··· 文書の一部 ···

一般的に知られるようになった、作品名で内容を表しているライトノベル系の小説。

利点として、一見しただけでゾーニングできることが挙げられる。


情報を情報で付け足し、水増し、洪水のように消費する文化が築かれた現代社会ならではと言える。

個人の時間と照らし合わせた際に、世界から受容できる総量が明らかに過多である。


映画を「早送り」で見るように、漫画を「電子書籍」で読むように、電車の中でスマートフォンを「眺める」ように、

ありとあらゆる時間が足りていない。


その中でなろう系、特にタイトルが長い物に関しては、

内容すら吟味する時間が無い今を生きる人類向けの、ある意味最高の形態であると言えるだろう。


問題点が無い、と同義ではない。


例えば直接的表現が過ぎていて、日本語で言うところの「いとおかし」さが少ない。

であったり。


タイトルの文字が多すぎて逆に読む気が失せる、作品の区別が付きにくい。

であったり。


しかし不思議なことに、題材は目を見張る物が多くある。


なぜここで目を見張るのか。

なぜ広い世代に受け入れられているのか。


それは小説が、文学が古来より受け入れられてきた要素である、素晴らしさから来るものだと思わないだろうか。

···

▸ 課題
タイトルの長い小説に関する上の文章について、次の問いに答えてください。
1. 利点として何が挙げられていますか。
2. 直接的表現が過ぎていることで、何が少ないとされていますか。
3. 題材について、不思議なことにどうだと述べられていますか。

··· データ抜粋 ···

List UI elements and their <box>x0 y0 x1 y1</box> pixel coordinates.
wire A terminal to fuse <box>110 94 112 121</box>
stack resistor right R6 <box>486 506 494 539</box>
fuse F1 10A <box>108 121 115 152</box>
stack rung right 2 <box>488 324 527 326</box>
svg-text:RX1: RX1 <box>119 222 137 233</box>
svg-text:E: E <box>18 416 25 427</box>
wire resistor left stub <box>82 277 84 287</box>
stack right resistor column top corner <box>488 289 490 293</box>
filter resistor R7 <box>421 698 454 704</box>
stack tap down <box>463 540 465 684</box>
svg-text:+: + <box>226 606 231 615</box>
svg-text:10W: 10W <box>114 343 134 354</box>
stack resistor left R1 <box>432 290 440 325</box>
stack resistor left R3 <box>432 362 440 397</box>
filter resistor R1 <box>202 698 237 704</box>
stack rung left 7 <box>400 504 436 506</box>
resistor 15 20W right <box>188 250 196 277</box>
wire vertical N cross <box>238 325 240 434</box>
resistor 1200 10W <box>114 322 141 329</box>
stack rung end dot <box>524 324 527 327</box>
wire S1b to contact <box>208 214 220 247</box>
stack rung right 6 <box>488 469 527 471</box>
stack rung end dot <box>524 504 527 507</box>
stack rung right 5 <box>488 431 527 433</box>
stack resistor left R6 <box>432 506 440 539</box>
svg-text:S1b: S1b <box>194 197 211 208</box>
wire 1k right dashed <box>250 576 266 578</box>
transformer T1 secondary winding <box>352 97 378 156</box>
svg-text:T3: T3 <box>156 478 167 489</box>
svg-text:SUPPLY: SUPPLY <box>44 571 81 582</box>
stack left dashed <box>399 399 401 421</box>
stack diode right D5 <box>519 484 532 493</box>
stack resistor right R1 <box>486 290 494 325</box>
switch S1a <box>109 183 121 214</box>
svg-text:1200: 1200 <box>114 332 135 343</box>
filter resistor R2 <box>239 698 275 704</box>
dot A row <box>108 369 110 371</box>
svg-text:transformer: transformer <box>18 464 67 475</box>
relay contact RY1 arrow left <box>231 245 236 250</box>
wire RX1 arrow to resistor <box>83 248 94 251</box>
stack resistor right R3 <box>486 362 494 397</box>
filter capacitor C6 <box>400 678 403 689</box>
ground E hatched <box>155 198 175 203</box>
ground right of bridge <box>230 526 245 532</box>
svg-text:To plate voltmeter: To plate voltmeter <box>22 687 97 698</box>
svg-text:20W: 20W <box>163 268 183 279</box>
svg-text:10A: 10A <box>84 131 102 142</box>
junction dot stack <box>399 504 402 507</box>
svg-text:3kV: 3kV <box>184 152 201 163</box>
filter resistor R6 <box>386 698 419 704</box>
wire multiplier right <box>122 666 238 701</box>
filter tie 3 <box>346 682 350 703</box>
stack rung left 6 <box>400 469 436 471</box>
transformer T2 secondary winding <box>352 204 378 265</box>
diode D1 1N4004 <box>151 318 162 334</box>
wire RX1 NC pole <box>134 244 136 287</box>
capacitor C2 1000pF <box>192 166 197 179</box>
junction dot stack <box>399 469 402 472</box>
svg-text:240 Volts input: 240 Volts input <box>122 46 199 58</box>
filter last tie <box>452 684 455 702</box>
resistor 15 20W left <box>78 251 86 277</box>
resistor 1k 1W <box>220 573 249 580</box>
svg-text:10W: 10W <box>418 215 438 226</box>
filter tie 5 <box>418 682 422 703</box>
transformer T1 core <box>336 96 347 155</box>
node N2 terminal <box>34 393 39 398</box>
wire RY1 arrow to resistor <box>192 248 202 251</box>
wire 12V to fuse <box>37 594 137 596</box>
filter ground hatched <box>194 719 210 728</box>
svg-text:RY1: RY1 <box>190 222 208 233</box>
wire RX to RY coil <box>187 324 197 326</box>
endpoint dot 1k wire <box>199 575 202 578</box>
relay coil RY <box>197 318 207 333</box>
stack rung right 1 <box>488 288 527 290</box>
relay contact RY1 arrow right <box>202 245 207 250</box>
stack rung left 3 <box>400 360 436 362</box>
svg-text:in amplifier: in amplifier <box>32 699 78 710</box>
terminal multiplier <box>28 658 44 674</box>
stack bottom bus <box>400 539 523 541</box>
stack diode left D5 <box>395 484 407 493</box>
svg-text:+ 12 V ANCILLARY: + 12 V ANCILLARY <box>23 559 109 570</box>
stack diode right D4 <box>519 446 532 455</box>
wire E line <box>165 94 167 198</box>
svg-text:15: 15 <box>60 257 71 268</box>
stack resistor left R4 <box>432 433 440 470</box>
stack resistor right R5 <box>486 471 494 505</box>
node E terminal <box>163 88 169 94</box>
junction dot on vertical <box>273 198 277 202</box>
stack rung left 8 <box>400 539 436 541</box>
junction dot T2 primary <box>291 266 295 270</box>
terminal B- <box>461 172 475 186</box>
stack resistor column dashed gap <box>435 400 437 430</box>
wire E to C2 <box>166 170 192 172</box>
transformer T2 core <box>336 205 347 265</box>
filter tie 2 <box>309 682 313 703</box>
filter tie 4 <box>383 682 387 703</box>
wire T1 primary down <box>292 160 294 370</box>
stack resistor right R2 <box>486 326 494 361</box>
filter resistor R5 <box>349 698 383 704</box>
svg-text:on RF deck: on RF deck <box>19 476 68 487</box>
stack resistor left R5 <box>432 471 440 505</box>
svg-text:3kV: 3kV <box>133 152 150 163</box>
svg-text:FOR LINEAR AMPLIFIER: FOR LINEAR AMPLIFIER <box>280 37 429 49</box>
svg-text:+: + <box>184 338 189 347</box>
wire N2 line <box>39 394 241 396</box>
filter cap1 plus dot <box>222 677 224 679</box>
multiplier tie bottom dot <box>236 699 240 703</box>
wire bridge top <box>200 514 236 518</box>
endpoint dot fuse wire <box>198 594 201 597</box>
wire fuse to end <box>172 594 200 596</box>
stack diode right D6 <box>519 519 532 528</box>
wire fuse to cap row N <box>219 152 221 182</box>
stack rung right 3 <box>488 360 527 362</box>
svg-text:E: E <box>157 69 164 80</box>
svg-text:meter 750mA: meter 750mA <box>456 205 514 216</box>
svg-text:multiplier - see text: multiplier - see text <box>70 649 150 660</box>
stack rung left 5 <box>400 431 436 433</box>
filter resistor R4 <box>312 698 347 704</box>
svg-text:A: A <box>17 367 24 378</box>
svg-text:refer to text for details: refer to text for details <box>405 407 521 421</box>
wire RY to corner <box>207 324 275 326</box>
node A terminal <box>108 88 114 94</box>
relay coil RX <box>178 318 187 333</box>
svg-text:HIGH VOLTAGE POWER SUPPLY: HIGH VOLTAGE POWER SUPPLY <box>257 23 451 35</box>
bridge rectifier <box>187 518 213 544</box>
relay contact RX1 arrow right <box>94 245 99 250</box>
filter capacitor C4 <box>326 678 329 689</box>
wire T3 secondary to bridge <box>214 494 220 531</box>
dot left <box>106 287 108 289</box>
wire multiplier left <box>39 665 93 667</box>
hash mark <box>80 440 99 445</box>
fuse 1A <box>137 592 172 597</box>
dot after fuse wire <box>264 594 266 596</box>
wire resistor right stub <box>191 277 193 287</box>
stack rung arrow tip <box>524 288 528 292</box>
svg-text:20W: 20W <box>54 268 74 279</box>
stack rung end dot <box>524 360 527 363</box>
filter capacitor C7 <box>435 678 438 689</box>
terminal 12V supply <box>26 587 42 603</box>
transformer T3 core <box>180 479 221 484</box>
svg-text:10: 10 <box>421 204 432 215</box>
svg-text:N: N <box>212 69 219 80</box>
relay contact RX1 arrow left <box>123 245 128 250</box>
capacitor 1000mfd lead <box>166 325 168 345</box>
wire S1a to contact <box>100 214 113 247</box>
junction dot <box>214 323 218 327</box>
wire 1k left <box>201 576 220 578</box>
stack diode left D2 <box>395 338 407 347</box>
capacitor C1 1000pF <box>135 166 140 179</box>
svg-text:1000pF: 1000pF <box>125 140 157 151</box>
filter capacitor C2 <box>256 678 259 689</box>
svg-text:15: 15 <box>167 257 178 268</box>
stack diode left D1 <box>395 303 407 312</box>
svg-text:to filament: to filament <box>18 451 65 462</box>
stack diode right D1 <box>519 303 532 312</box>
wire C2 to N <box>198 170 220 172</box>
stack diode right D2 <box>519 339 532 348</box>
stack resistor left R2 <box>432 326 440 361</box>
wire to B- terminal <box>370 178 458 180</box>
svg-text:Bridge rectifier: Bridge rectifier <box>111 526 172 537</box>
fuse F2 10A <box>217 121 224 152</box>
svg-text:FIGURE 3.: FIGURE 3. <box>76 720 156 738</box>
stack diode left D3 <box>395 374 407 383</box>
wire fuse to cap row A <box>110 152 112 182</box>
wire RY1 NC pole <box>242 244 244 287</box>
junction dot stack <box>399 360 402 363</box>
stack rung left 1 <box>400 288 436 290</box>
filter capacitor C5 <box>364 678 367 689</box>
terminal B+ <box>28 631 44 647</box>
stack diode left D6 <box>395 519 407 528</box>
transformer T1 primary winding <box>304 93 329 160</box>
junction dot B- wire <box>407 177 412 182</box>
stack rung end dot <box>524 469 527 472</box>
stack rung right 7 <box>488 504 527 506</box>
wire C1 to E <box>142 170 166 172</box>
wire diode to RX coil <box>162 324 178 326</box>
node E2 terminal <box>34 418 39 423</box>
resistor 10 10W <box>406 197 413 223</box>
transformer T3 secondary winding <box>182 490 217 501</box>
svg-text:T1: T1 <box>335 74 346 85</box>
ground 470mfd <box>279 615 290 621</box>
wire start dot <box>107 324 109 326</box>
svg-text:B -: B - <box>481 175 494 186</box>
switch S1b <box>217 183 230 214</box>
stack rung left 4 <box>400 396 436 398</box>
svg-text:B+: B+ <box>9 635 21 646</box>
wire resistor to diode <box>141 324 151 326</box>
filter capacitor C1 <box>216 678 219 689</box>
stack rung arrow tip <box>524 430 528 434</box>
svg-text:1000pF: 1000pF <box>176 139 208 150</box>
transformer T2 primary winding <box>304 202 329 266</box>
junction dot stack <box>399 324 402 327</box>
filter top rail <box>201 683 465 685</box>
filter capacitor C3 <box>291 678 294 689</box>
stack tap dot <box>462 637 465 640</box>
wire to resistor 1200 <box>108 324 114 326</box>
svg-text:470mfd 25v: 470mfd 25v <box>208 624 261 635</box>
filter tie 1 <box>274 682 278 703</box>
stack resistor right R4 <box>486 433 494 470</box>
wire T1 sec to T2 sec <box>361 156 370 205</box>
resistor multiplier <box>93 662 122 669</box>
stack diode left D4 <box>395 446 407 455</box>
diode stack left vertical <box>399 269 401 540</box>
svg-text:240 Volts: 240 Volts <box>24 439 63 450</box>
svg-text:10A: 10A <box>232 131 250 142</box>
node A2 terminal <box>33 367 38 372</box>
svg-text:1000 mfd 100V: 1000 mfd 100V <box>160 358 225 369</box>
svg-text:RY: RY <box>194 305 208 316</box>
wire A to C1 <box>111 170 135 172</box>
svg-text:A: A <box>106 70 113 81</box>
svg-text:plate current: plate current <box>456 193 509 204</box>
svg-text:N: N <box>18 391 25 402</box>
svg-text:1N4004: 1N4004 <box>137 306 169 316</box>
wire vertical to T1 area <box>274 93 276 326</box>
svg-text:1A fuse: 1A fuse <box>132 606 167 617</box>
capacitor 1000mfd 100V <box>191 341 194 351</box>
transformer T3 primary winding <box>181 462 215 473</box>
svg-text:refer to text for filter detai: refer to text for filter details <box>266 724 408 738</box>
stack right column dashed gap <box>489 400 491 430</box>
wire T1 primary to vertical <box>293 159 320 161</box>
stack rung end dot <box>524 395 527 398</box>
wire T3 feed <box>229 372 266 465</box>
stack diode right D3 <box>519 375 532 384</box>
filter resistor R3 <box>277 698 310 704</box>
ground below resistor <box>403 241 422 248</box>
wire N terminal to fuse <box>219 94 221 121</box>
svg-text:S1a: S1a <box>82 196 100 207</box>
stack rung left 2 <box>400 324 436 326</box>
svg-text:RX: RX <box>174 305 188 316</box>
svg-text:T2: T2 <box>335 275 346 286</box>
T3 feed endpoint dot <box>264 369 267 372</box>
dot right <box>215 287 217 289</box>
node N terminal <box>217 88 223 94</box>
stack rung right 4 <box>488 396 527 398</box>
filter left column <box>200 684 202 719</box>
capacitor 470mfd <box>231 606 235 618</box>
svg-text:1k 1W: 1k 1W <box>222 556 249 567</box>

···

▸ 解答
1. 一見しただけでゾーニングできること。
2. 日本語で言うところの「いとおかし」さ。
3. 目を見張る物が多くある。